[begin Raw records]

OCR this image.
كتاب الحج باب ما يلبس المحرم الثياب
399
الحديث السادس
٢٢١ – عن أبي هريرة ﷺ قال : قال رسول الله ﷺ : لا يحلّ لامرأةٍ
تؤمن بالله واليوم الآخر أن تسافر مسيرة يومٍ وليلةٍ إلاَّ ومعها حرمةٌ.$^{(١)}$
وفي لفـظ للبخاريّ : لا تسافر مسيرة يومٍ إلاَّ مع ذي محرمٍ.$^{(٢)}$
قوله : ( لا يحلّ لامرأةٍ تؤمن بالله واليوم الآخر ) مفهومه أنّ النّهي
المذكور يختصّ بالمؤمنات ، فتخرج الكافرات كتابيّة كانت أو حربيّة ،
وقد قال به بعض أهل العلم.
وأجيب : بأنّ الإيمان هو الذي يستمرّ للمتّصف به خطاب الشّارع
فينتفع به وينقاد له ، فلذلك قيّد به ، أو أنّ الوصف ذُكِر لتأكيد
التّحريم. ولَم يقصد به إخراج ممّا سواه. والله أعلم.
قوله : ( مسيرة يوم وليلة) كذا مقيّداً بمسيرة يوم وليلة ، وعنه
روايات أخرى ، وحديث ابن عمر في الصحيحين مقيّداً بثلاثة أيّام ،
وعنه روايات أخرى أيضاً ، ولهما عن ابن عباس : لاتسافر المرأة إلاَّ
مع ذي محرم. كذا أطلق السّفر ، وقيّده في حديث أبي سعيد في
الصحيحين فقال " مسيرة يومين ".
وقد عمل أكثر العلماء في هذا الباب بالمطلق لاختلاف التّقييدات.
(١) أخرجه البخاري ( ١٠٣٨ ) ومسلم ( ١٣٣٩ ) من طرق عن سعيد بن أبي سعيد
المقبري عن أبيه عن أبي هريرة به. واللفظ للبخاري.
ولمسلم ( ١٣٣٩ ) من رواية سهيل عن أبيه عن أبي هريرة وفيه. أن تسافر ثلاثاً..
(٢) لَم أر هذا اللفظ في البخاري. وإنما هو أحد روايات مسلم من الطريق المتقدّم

[end Raw records]
[begin Raw records]

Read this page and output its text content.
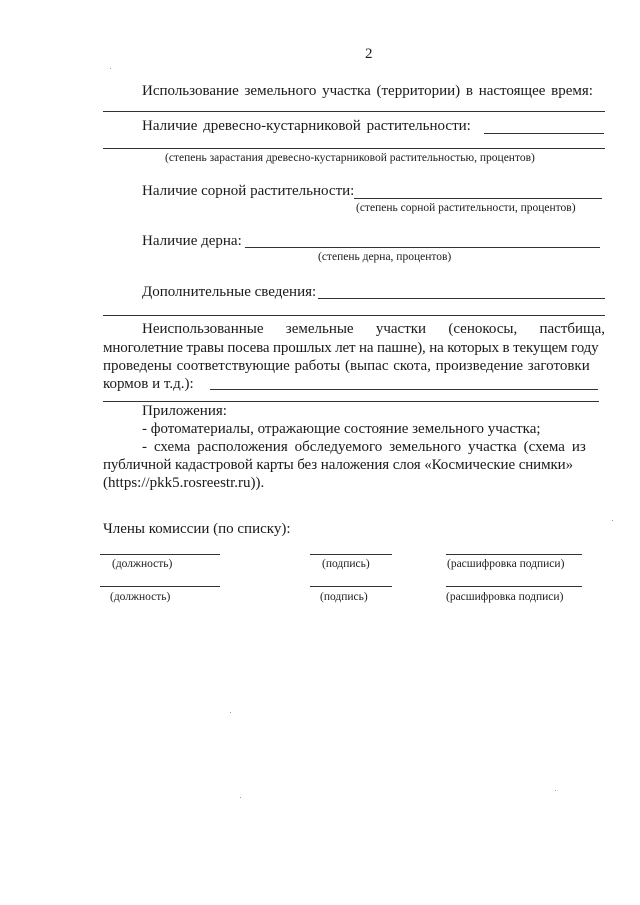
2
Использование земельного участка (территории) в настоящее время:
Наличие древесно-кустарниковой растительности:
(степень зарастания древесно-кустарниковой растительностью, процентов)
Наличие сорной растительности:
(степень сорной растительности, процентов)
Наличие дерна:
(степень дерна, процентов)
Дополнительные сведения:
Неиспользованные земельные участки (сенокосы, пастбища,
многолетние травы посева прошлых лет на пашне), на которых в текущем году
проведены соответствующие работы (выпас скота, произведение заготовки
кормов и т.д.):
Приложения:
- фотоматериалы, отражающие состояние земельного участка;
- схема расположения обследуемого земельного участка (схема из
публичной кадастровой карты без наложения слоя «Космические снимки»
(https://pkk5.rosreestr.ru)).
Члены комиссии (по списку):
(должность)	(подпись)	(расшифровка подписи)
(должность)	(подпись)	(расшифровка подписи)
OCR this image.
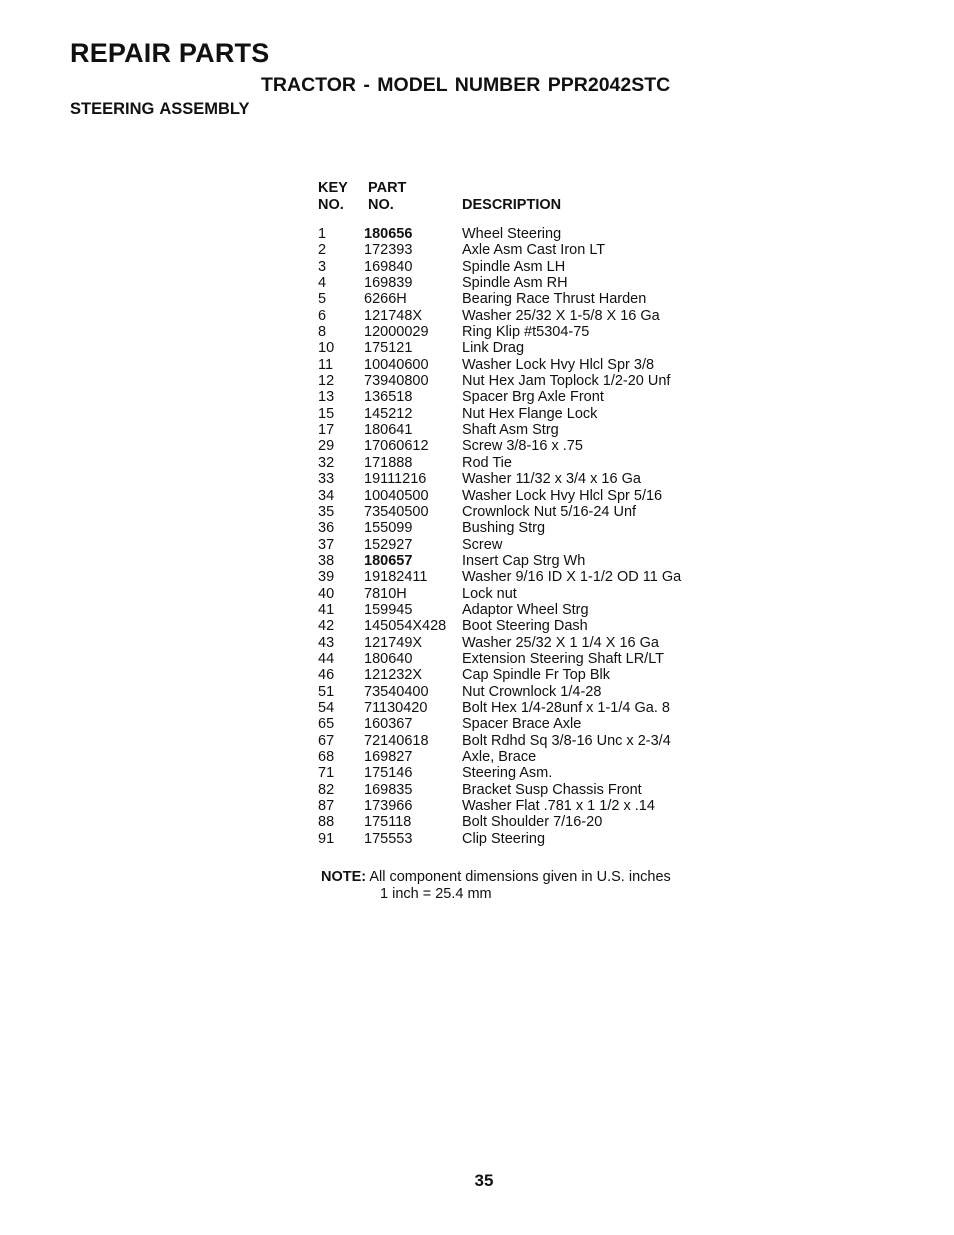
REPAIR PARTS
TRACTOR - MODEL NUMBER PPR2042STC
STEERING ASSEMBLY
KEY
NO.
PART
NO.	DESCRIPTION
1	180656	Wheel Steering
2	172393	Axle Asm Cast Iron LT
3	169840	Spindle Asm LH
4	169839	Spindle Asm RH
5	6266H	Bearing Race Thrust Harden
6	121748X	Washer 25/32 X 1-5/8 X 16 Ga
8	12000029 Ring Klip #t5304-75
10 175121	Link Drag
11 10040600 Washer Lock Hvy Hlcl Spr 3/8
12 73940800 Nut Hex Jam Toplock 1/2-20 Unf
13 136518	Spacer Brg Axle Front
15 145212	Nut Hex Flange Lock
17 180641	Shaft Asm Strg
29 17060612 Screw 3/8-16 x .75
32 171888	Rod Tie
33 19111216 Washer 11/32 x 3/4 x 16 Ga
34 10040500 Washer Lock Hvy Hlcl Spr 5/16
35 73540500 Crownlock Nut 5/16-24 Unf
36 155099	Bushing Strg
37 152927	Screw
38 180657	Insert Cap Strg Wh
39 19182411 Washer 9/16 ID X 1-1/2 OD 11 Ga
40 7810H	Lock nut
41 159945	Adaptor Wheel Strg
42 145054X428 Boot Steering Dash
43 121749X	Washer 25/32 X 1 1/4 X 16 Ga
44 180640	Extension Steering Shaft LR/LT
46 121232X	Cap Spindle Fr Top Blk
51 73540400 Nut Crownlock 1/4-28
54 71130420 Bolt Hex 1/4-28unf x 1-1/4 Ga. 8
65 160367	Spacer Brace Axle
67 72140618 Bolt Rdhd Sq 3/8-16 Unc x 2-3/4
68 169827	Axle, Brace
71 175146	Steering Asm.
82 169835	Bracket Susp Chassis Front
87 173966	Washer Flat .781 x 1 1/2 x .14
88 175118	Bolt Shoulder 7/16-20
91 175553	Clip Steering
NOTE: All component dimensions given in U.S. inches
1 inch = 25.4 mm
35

[end Raw records]
[begin Raw records]

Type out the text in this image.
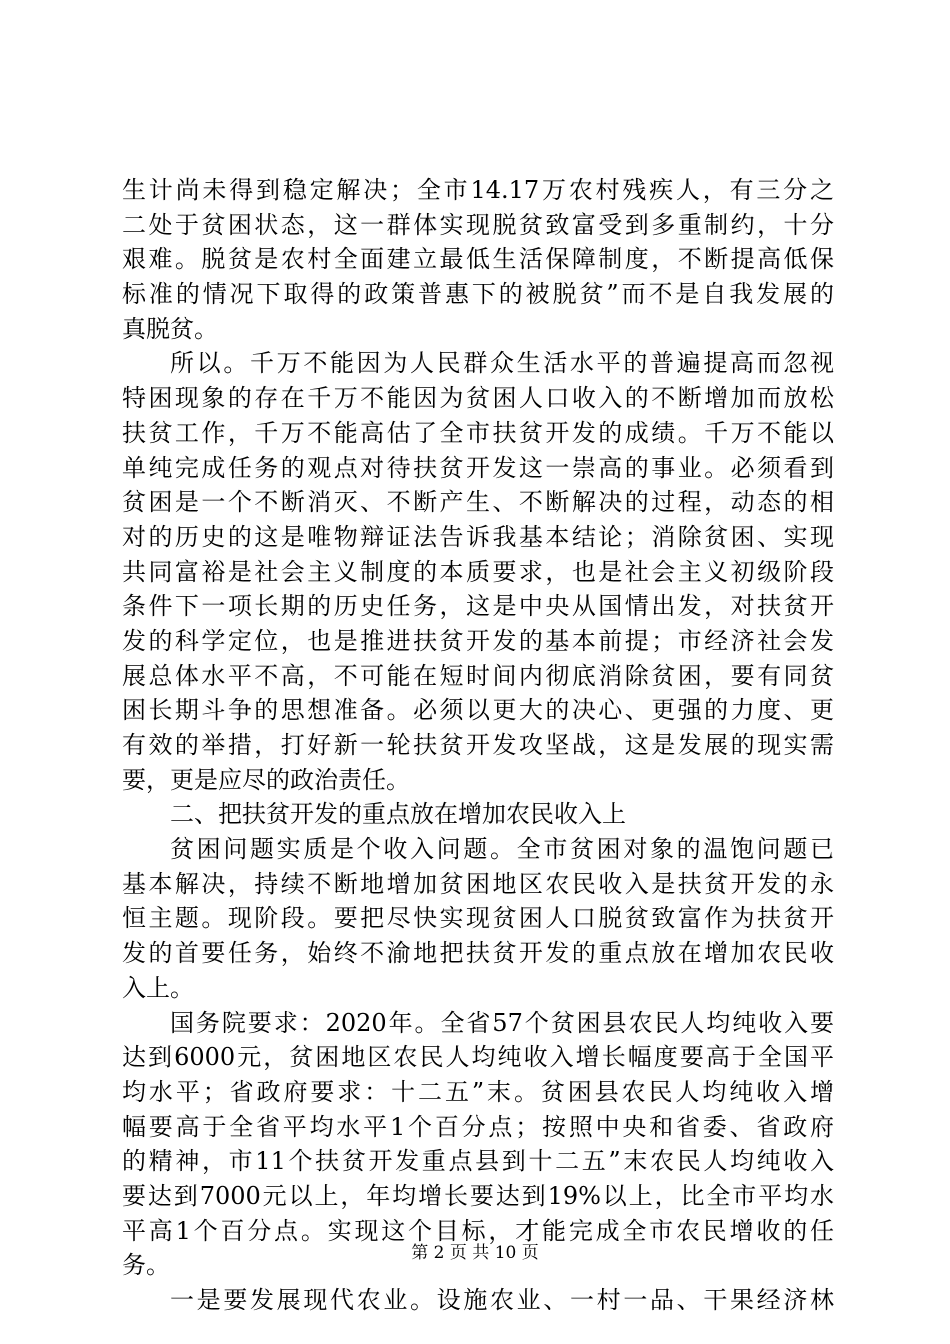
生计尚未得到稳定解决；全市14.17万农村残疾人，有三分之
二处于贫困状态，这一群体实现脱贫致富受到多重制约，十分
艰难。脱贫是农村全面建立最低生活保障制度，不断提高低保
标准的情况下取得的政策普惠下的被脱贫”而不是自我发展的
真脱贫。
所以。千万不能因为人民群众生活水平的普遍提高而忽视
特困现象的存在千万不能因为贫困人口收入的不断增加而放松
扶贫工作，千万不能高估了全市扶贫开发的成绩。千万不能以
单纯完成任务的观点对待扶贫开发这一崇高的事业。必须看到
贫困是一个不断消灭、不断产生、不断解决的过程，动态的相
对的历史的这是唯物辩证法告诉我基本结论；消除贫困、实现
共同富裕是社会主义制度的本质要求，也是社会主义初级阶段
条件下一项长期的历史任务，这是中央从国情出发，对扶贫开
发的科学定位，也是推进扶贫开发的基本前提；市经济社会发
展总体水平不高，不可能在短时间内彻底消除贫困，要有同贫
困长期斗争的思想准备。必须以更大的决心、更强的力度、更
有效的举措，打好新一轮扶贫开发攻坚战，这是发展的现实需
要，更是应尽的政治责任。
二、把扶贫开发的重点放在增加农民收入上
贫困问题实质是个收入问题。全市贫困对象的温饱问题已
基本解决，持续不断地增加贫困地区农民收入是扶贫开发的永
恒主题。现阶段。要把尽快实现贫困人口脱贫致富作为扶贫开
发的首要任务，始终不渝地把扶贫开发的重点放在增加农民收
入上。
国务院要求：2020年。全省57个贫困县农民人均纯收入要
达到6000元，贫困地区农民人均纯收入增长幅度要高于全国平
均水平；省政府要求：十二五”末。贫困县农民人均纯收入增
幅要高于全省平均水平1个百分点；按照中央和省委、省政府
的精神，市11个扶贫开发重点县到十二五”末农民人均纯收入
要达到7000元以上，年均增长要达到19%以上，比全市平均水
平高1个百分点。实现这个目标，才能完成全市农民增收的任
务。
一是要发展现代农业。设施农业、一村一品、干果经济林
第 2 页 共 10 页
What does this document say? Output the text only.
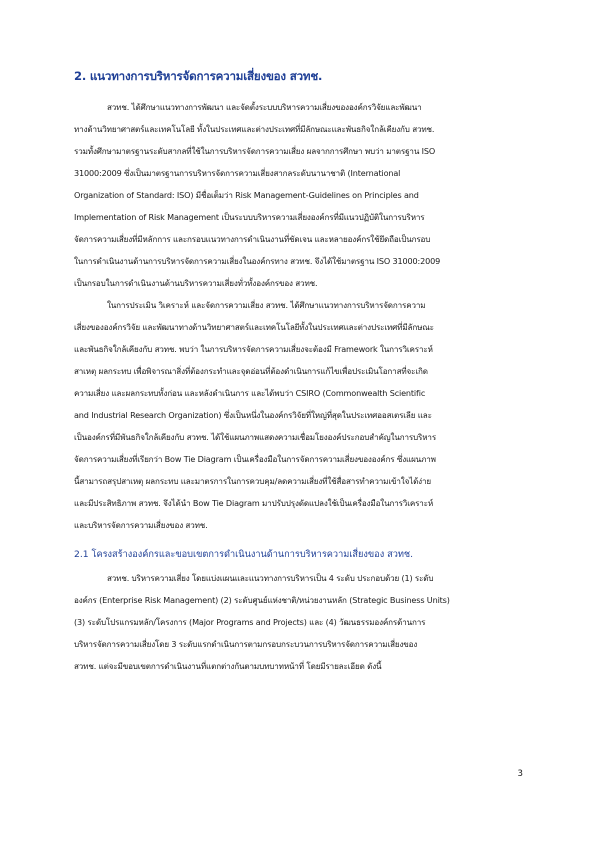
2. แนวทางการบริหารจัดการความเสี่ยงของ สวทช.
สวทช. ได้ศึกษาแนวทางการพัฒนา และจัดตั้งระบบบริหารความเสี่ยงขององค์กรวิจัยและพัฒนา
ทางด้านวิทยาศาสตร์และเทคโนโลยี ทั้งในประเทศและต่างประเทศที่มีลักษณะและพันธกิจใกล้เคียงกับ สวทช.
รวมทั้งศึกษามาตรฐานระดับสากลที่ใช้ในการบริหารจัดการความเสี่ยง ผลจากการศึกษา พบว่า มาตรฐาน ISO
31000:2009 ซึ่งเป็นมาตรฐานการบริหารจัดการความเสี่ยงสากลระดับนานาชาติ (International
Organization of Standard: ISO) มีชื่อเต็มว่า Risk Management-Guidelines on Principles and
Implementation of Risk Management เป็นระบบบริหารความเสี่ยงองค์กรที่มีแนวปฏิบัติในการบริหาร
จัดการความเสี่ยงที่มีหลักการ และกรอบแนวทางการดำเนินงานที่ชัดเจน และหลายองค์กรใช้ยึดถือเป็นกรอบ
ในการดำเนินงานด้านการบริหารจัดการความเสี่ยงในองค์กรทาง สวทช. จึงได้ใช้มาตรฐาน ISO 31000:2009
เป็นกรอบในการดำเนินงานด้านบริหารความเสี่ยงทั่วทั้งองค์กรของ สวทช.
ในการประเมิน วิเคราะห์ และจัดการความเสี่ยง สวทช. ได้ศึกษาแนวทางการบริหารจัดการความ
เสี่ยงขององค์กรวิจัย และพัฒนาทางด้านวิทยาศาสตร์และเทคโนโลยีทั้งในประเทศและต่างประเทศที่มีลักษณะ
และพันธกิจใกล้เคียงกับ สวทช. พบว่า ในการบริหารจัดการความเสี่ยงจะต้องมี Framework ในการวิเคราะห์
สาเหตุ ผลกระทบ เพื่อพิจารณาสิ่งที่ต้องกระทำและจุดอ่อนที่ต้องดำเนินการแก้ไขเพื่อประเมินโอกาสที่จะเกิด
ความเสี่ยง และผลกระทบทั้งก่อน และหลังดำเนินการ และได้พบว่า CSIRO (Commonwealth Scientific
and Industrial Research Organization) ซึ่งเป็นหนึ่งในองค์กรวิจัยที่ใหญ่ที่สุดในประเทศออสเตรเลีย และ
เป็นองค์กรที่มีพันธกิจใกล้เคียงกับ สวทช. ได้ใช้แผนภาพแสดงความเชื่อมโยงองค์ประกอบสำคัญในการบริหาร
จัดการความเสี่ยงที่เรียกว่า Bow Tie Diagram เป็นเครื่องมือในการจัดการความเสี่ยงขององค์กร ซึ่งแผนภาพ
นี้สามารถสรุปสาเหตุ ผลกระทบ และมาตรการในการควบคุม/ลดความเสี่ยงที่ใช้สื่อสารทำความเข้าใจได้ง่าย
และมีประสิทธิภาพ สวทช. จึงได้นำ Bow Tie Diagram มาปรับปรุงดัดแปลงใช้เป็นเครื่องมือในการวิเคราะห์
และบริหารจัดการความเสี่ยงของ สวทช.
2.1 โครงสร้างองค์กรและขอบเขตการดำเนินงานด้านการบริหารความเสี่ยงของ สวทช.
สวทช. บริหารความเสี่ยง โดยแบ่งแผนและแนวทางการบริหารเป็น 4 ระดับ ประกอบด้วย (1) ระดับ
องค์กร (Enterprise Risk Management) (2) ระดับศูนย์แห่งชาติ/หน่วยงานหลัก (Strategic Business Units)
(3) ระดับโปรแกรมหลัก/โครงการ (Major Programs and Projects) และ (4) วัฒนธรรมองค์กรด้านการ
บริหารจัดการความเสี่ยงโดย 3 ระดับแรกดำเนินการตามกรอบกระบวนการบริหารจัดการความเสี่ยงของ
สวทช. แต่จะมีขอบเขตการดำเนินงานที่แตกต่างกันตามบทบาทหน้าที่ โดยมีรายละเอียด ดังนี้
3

[end Raw records]

Exercise instructions
From the listing, copy every line where the string "Shaft" appears.

Final result
17 180641	Shaft Asm Strg
44 180640	Extension Steering Shaft LR/LT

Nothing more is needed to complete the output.